Search the listing for "addr" and copy every line where it appears.

(Collected data)
◇ ◇ ◇ ◇

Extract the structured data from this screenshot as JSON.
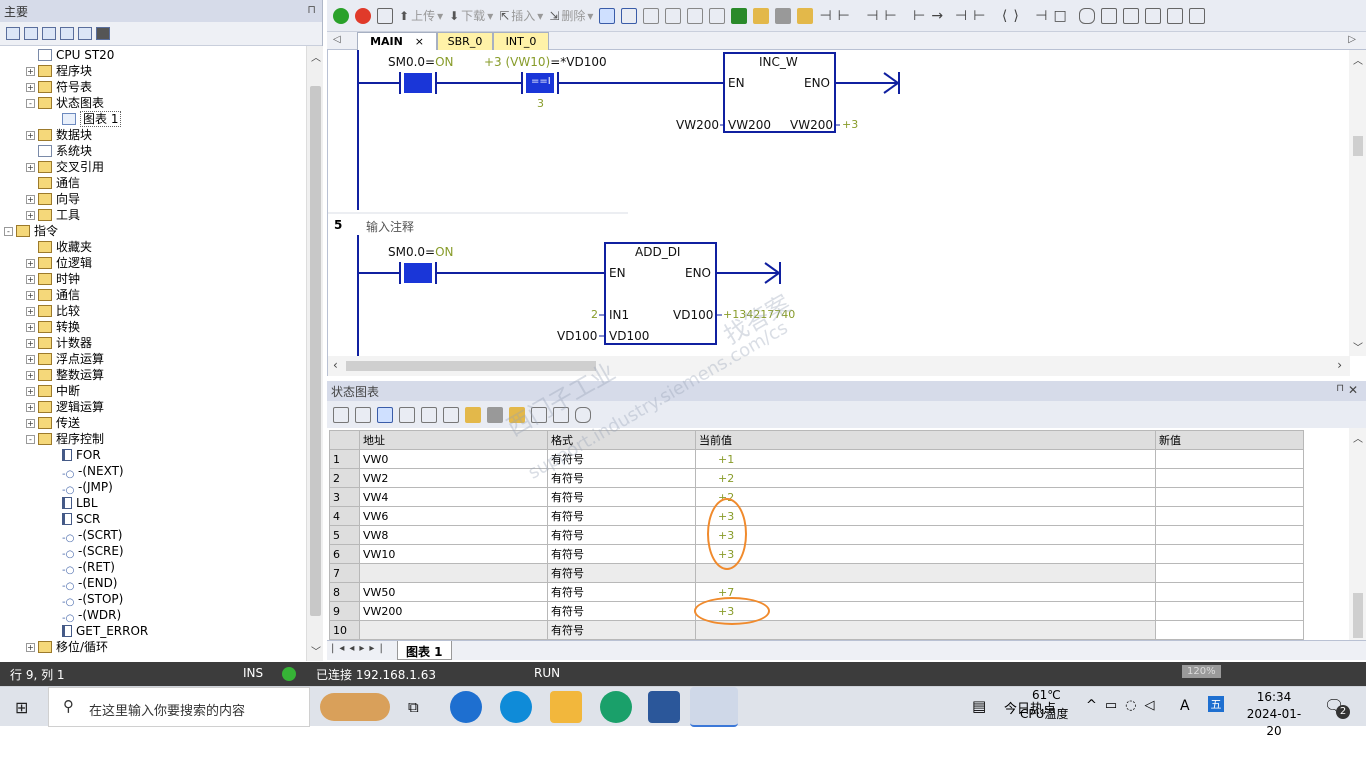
{
  "left_panel": {
    "title": "主要",
    "pin": "⊓",
    "tree": [
      {
        "label": "CPU ST20",
        "depth": 2,
        "icon": "cpu"
      },
      {
        "label": "程序块",
        "depth": 2,
        "icon": "folder",
        "pm": "+"
      },
      {
        "label": "符号表",
        "depth": 2,
        "icon": "folder",
        "pm": "+"
      },
      {
        "label": "状态图表",
        "depth": 2,
        "icon": "folder",
        "pm": "-"
      },
      {
        "label": "图表 1",
        "depth": 3,
        "icon": "grid"
      },
      {
        "label": "数据块",
        "depth": 2,
        "icon": "folder",
        "pm": "+"
      },
      {
        "label": "系统块",
        "depth": 2,
        "icon": "doc"
      },
      {
        "label": "交叉引用",
        "depth": 2,
        "icon": "folder",
        "pm": "+"
      },
      {
        "label": "通信",
        "depth": 2,
        "icon": "comm"
      },
      {
        "label": "向导",
        "depth": 2,
        "icon": "folder",
        "pm": "+"
      },
      {
        "label": "工具",
        "depth": 2,
        "icon": "folder",
        "pm": "+"
      },
      {
        "label": "指令",
        "depth": 1,
        "icon": "folder",
        "pm": "-"
      },
      {
        "label": "收藏夹",
        "depth": 2,
        "icon": "folder"
      },
      {
        "label": "位逻辑",
        "depth": 2,
        "icon": "folder",
        "pm": "+"
      },
      {
        "label": "时钟",
        "depth": 2,
        "icon": "folder",
        "pm": "+"
      },
      {
        "label": "通信",
        "depth": 2,
        "icon": "folder",
        "pm": "+"
      },
      {
        "label": "比较",
        "depth": 2,
        "icon": "folder",
        "pm": "+"
      },
      {
        "label": "转换",
        "depth": 2,
        "icon": "folder",
        "pm": "+"
      },
      {
        "label": "计数器",
        "depth": 2,
        "icon": "folder",
        "pm": "+"
      },
      {
        "label": "浮点运算",
        "depth": 2,
        "icon": "folder",
        "pm": "+"
      },
      {
        "label": "整数运算",
        "depth": 2,
        "icon": "folder",
        "pm": "+"
      },
      {
        "label": "中断",
        "depth": 2,
        "icon": "folder",
        "pm": "+"
      },
      {
        "label": "逻辑运算",
        "depth": 2,
        "icon": "folder",
        "pm": "+"
      },
      {
        "label": "传送",
        "depth": 2,
        "icon": "folder",
        "pm": "+"
      },
      {
        "label": "程序控制",
        "depth": 2,
        "icon": "folder",
        "pm": "-"
      },
      {
        "label": "FOR",
        "depth": 3,
        "icon": "node"
      },
      {
        "label": "-(NEXT)",
        "depth": 3,
        "icon": "coil"
      },
      {
        "label": "-(JMP)",
        "depth": 3,
        "icon": "coil"
      },
      {
        "label": "LBL",
        "depth": 3,
        "icon": "node"
      },
      {
        "label": "SCR",
        "depth": 3,
        "icon": "node"
      },
      {
        "label": "-(SCRT)",
        "depth": 3,
        "icon": "coil"
      },
      {
        "label": "-(SCRE)",
        "depth": 3,
        "icon": "coil"
      },
      {
        "label": "-(RET)",
        "depth": 3,
        "icon": "coil"
      },
      {
        "label": "-(END)",
        "depth": 3,
        "icon": "coil"
      },
      {
        "label": "-(STOP)",
        "depth": 3,
        "icon": "coil"
      },
      {
        "label": "-(WDR)",
        "depth": 3,
        "icon": "coil"
      },
      {
        "label": "GET_ERROR",
        "depth": 3,
        "icon": "node"
      },
      {
        "label": "移位/循环",
        "depth": 2,
        "icon": "folder",
        "pm": "+"
      }
    ]
  },
  "toolbar": {
    "upload": "上传",
    "download": "下载",
    "insert": "插入",
    "delete": "删除"
  },
  "tabs": [
    {
      "label": "MAIN",
      "active": true
    },
    {
      "label": "SBR_0",
      "active": false
    },
    {
      "label": "INT_0",
      "active": false
    }
  ],
  "editor": {
    "net4": {
      "contact1_label": "SM0.0=",
      "contact1_state": "ON",
      "contact2_label_val": "+3 (VW10)",
      "contact2_label_rest": "=*VD100",
      "contact2_op": "==I",
      "contact2_const": "3",
      "box_title": "INC_W",
      "en": "EN",
      "eno": "ENO",
      "in_ext": "VW200",
      "in_pin": "VW200",
      "out_pin": "VW200",
      "out_val": "+3"
    },
    "net5": {
      "number": "5",
      "comment": "输入注释",
      "contact_label": "SM0.0=",
      "contact_state": "ON",
      "box_title": "ADD_DI",
      "en": "EN",
      "eno": "ENO",
      "in1_ext": "2",
      "in1_pin": "IN1",
      "in2_ext": "VD100",
      "in2_pin": "VD100",
      "out_pin": "VD100",
      "out_val": "+134217740"
    }
  },
  "status_chart": {
    "title": "状态图表",
    "headers": [
      "地址",
      "格式",
      "当前值",
      "新值"
    ],
    "rows": [
      {
        "n": "1",
        "addr": "VW0",
        "fmt": "有符号",
        "cur": "+1"
      },
      {
        "n": "2",
        "addr": "VW2",
        "fmt": "有符号",
        "cur": "+2"
      },
      {
        "n": "3",
        "addr": "VW4",
        "fmt": "有符号",
        "cur": "+2"
      },
      {
        "n": "4",
        "addr": "VW6",
        "fmt": "有符号",
        "cur": "+3"
      },
      {
        "n": "5",
        "addr": "VW8",
        "fmt": "有符号",
        "cur": "+3"
      },
      {
        "n": "6",
        "addr": "VW10",
        "fmt": "有符号",
        "cur": "+3"
      },
      {
        "n": "7",
        "addr": "",
        "fmt": "有符号",
        "cur": ""
      },
      {
        "n": "8",
        "addr": "VW50",
        "fmt": "有符号",
        "cur": "+7"
      },
      {
        "n": "9",
        "addr": "VW200",
        "fmt": "有符号",
        "cur": "+3"
      },
      {
        "n": "10",
        "addr": "",
        "fmt": "有符号",
        "cur": ""
      }
    ],
    "sheet_tab": "图表 1"
  },
  "statusbar": {
    "position": "行 9, 列 1",
    "mode": "INS",
    "connection": "已连接 192.168.1.63",
    "run": "RUN",
    "zoom": "120%"
  },
  "taskbar": {
    "search_placeholder": "在这里输入你要搜索的内容",
    "weather_label": "今日热点",
    "temp": "61℃",
    "temp_label": "CPU温度",
    "ime": "A",
    "time": "16:34",
    "date": "2024-01-20",
    "notif_count": "2"
  },
  "watermark": {
    "line1": "西门子工业",
    "line2": "support.industry.siemens.com/cs",
    "line3": "找答案"
  },
  "colors": {
    "accent_blue": "#1020a0",
    "value_olive": "#889c2a",
    "highlight_orange": "#f08a2c",
    "tab_yellow": "#fff2a8",
    "contact_fill": "#1a36d8"
  }
}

◇ ◇ ◇ ◇

> **Result of the task**
        "addr": "VW0",
        "addr": "VW2",
        "addr": "VW4",
        "addr": "VW6",
        "addr": "VW8",
        "addr": "VW10",
        "addr": "",
        "addr": "VW50",
        "addr": "VW200",
        "addr": "",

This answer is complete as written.